GOAL OF THE EXERCISE: Narrow the data below down to the lines containing "customized".

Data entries
+++
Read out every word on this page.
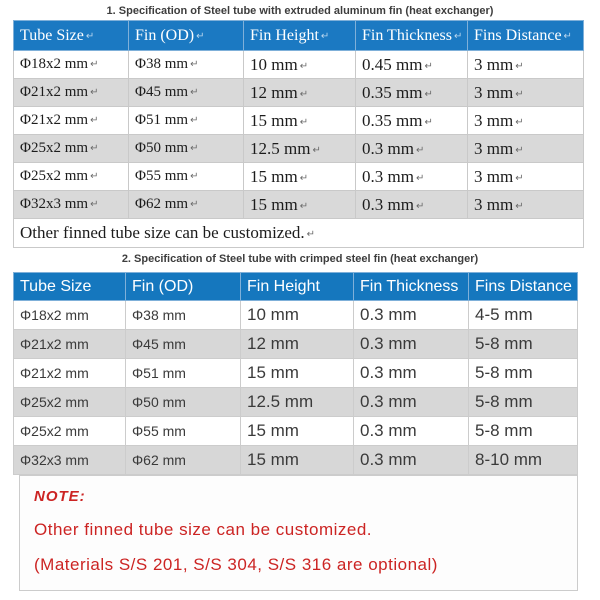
1. Specification of Steel tube with extruded aluminum fin (heat exchanger)
Tube Size ↵	Fin (OD) ↵	Fin Height ↵	Fin Thickness ↵	Fins Distance ↵
Φ18x2 mm ↵	Φ38 mm ↵	10 mm ↵	0.45 mm ↵	3 mm ↵
Φ21x2 mm ↵	Φ45 mm ↵	12 mm ↵	0.35 mm ↵	3 mm ↵
Φ21x2 mm ↵	Φ51 mm ↵	15 mm ↵	0.35 mm ↵	3 mm ↵
Φ25x2 mm ↵	Φ50 mm ↵	12.5 mm ↵	0.3 mm ↵	3 mm ↵
Φ25x2 mm ↵	Φ55 mm ↵	15 mm ↵	0.3 mm ↵	3 mm ↵
Φ32x3 mm ↵	Φ62 mm ↵	15 mm ↵	0.3 mm ↵	3 mm ↵
Other finned tube size can be customized. ↵				
2. Specification of Steel tube with crimped steel fin (heat exchanger)
Tube Size	Fin (OD)	Fin Height	Fin Thickness	Fins Distance
Φ18x2 mm	Φ38 mm	10 mm	0.3 mm	4-5 mm
Φ21x2 mm	Φ45 mm	12 mm	0.3 mm	5-8 mm
Φ21x2 mm	Φ51 mm	15 mm	0.3 mm	5-8 mm
Φ25x2 mm	Φ50 mm	12.5 mm	0.3 mm	5-8 mm
Φ25x2 mm	Φ55 mm	15 mm	0.3 mm	5-8 mm
Φ32x3 mm	Φ62 mm	15 mm	0.3 mm	8-10 mm
NOTE:
Other finned tube size can be customized.
(Materials S/S 201, S/S 304, S/S 316 are optional)
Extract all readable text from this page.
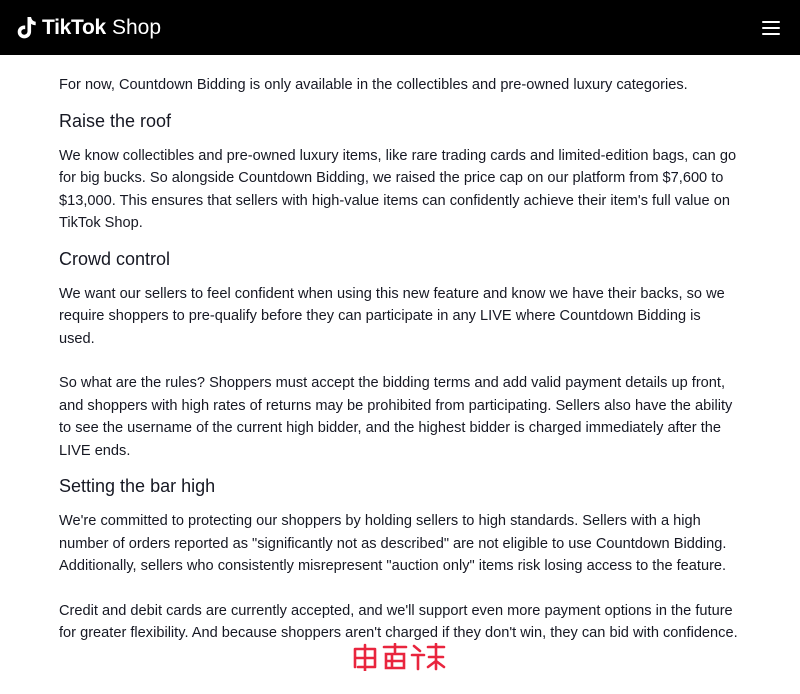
TikTok Shop

For now, Countdown Bidding is only available in the collectibles and pre-owned luxury categories.

Raise the roof

We know collectibles and pre-owned luxury items, like rare trading cards and limited-edition bags, can go for big bucks. So alongside Countdown Bidding, we raised the price cap on our platform from $7,600 to $13,000. This ensures that sellers with high-value items can confidently achieve their item's full value on TikTok Shop.

Crowd control

We want our sellers to feel confident when using this new feature and know we have their backs, so we require shoppers to pre-qualify before they can participate in any LIVE where Countdown Bidding is used.

So what are the rules? Shoppers must accept the bidding terms and add valid payment details up front, and shoppers with high rates of returns may be prohibited from participating. Sellers also have the ability to see the username of the current high bidder, and the highest bidder is charged immediately after the LIVE ends.

Setting the bar high

We're committed to protecting our shoppers by holding sellers to high standards. Sellers with a high number of orders reported as "significantly not as described" are not eligible to use Countdown Bidding. Additionally, sellers who consistently misrepresent "auction only" items risk losing access to the feature.

Credit and debit cards are currently accepted, and we'll support even more payment options in the future for greater flexibility. And because shoppers aren't charged if they don't win, they can bid with confidence.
+++
THE OUTPUT:
Other finned tube size can be customized. ↵				
Other finned tube size can be customized.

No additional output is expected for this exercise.